_Exercise objective_:
Scan the data below for the string "turned". Copy every line where it appears.

_Records for processing_:
□ □ □ □ □ □ □

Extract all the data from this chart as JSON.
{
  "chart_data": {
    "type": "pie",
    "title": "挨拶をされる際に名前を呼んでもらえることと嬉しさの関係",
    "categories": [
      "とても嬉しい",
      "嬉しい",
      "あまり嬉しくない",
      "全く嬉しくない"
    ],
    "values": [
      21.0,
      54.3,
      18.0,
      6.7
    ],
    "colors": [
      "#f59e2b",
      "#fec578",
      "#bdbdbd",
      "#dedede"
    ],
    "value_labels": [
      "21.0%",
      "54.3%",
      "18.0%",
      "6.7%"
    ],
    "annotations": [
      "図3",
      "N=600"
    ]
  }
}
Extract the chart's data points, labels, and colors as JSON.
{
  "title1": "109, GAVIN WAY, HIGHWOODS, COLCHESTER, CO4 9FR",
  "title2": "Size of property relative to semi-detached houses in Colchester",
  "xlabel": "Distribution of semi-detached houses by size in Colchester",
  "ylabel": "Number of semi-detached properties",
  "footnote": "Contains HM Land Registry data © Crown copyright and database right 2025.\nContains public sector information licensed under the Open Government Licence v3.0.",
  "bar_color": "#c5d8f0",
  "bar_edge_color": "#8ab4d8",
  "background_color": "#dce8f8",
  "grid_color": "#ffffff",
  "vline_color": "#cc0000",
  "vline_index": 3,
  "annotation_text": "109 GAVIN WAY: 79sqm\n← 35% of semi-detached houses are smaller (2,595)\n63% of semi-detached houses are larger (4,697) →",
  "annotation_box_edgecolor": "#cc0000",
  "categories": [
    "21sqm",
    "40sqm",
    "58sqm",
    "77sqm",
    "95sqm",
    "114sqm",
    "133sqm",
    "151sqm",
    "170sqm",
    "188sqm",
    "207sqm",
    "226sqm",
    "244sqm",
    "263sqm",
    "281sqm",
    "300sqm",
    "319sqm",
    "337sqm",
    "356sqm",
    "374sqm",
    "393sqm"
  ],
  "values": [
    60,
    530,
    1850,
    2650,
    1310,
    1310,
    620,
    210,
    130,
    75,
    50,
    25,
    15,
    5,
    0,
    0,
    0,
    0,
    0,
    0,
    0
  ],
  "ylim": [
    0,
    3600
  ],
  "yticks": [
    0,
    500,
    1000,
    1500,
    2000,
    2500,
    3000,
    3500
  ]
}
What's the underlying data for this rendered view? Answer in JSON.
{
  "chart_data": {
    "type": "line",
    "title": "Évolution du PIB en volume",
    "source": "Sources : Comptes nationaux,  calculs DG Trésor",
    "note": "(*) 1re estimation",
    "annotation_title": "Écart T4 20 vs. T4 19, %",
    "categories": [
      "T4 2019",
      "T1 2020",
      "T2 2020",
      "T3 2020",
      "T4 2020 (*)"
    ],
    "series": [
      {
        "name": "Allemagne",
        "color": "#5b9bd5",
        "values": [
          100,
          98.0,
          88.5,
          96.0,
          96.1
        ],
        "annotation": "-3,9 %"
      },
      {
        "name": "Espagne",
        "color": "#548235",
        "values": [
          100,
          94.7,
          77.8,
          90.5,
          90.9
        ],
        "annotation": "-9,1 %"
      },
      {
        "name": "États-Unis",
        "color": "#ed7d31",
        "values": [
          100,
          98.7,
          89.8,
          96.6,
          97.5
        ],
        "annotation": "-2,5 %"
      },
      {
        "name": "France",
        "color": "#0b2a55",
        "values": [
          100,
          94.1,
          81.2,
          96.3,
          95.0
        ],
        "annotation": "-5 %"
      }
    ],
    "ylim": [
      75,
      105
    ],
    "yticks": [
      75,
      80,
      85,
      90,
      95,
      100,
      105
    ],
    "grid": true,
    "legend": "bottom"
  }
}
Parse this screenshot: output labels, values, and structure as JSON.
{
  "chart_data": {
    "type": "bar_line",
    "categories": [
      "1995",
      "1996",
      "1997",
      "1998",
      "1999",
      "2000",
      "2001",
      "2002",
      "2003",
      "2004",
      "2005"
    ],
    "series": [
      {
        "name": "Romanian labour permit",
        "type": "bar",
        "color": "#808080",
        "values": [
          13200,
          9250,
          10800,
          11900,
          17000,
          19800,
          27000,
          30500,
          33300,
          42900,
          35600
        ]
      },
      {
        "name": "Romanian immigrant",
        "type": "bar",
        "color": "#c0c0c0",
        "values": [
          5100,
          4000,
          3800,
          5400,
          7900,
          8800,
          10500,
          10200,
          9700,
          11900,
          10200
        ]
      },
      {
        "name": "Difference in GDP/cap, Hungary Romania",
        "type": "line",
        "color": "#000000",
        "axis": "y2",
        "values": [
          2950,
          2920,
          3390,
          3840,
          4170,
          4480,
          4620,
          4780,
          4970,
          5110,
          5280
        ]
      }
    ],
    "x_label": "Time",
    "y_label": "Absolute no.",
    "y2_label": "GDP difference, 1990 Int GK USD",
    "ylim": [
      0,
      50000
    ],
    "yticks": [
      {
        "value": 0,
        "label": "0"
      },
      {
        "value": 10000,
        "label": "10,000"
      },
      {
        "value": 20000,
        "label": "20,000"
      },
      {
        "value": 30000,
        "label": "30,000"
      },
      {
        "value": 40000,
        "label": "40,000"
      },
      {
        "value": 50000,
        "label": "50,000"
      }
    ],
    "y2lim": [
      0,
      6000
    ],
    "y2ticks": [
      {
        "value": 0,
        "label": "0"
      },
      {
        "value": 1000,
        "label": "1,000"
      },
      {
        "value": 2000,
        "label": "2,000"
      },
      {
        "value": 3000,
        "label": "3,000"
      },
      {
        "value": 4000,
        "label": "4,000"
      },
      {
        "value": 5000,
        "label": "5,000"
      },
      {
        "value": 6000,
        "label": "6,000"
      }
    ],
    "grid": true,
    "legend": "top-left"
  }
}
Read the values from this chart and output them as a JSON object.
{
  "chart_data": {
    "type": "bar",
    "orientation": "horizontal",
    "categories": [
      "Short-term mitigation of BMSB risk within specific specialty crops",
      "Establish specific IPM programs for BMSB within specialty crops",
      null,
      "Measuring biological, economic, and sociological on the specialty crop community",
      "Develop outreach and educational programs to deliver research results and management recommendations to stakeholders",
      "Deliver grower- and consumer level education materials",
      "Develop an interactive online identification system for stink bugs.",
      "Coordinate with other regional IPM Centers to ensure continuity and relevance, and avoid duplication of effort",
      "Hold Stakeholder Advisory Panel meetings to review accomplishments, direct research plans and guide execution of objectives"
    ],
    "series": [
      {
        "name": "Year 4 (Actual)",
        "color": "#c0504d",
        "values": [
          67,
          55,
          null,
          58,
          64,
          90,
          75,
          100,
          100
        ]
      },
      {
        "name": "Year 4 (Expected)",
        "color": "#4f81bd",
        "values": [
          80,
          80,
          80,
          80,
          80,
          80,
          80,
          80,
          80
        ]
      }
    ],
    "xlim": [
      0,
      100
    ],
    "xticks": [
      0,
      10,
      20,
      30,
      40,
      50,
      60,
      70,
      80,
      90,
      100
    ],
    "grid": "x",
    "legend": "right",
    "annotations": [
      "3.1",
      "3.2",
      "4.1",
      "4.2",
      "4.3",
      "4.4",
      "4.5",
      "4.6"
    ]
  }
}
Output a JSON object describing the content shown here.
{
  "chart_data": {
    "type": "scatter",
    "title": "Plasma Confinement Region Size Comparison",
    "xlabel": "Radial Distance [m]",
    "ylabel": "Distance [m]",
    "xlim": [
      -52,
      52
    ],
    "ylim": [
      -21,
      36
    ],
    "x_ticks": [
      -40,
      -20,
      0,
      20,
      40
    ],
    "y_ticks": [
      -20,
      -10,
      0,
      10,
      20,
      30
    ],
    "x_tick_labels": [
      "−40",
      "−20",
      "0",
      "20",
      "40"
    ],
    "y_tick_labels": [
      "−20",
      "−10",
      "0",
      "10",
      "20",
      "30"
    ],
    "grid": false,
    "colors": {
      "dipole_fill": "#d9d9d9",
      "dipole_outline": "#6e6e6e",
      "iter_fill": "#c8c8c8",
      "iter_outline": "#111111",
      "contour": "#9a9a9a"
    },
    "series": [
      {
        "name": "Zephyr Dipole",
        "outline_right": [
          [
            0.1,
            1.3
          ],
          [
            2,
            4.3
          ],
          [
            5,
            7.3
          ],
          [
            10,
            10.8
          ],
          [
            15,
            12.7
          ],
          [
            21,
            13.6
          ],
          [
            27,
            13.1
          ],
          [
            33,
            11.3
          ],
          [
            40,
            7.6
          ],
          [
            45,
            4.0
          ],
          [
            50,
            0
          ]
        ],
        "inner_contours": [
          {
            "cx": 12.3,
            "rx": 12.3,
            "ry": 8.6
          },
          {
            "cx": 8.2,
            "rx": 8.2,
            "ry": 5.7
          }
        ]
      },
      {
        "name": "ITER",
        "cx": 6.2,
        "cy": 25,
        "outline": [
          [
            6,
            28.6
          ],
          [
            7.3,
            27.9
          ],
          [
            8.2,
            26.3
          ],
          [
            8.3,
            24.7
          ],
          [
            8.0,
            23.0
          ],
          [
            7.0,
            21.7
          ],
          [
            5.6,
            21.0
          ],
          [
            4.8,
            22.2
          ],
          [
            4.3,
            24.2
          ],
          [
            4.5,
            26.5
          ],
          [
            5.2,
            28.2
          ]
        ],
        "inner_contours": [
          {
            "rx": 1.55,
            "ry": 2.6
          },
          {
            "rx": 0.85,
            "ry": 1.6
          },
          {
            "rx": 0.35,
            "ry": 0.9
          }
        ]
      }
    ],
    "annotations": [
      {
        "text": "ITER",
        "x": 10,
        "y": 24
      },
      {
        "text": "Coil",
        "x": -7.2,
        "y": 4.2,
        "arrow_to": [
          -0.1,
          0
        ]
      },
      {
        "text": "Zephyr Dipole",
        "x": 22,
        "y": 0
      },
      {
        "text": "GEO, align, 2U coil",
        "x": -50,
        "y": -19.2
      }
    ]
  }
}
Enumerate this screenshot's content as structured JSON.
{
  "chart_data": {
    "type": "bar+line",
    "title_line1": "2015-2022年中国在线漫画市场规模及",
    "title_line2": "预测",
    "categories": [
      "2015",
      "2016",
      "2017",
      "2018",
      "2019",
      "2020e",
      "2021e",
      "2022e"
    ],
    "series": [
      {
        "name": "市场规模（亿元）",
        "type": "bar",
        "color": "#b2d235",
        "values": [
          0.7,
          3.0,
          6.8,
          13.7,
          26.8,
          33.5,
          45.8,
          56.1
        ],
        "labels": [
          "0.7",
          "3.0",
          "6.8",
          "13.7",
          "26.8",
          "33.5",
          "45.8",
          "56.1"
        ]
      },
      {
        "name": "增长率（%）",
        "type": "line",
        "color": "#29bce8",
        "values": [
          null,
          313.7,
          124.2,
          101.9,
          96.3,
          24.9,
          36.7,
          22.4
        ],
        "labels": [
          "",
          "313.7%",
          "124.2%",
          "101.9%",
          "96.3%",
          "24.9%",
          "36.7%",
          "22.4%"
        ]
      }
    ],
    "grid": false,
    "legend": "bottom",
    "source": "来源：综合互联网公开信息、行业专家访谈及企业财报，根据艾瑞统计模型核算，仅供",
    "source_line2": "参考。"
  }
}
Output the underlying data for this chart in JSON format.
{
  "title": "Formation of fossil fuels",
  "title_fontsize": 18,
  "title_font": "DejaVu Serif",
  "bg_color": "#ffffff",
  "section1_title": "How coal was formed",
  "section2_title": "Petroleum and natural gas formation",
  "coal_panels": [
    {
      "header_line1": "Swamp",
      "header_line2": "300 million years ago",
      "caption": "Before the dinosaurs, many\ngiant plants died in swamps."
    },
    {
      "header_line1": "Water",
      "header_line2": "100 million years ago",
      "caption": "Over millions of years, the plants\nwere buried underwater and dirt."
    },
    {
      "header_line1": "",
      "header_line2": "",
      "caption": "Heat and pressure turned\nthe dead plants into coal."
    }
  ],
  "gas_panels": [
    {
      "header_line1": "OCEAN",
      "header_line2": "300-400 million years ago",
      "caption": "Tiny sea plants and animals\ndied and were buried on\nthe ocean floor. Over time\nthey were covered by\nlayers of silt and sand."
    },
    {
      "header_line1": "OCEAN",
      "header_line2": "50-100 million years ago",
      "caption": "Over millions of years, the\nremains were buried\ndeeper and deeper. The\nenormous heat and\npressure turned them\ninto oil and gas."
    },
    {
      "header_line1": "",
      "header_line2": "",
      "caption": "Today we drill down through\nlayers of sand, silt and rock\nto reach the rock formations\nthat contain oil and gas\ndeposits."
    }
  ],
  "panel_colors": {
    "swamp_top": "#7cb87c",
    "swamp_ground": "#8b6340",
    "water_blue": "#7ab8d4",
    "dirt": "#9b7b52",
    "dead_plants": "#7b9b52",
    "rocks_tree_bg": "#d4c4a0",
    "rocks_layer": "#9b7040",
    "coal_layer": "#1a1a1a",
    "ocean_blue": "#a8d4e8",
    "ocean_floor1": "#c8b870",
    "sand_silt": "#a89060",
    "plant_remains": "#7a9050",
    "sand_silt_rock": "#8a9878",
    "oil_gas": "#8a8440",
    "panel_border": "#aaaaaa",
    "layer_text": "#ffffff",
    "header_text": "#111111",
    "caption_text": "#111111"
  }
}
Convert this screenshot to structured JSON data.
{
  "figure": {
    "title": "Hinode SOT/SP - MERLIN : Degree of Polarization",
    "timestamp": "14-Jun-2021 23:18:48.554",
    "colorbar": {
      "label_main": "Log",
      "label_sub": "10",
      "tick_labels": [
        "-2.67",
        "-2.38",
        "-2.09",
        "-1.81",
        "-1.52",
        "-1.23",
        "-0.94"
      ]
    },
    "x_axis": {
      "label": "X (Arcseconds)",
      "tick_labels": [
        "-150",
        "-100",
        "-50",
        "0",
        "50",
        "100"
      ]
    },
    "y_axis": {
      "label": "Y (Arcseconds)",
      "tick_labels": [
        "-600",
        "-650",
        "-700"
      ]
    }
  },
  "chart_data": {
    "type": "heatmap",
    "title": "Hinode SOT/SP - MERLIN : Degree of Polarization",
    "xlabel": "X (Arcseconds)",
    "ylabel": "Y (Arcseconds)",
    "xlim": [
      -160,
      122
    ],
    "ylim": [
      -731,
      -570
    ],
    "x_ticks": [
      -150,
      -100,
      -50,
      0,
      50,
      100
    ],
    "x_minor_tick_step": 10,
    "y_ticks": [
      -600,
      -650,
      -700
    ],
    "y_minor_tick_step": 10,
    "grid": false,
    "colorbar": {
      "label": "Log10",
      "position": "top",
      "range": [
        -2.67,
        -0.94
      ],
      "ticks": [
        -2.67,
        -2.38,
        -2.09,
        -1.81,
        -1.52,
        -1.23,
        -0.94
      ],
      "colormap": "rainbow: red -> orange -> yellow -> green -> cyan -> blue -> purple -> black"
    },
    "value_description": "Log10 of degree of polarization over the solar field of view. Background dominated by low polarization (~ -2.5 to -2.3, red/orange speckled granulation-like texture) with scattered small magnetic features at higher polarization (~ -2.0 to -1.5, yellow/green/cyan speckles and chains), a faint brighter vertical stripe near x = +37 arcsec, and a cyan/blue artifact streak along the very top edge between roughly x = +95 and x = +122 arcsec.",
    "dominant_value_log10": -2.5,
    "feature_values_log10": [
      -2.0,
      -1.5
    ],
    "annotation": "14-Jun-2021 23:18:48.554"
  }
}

□ □ □ □ □ □ □

_Full output_:
      "caption": "Heat and pressure turned\nthe dead plants into coal."
      "caption": "Over millions of years, the\nremains were buried\ndeeper and deeper. The\nenormous heat and\npressure turned them\ninto oil and gas."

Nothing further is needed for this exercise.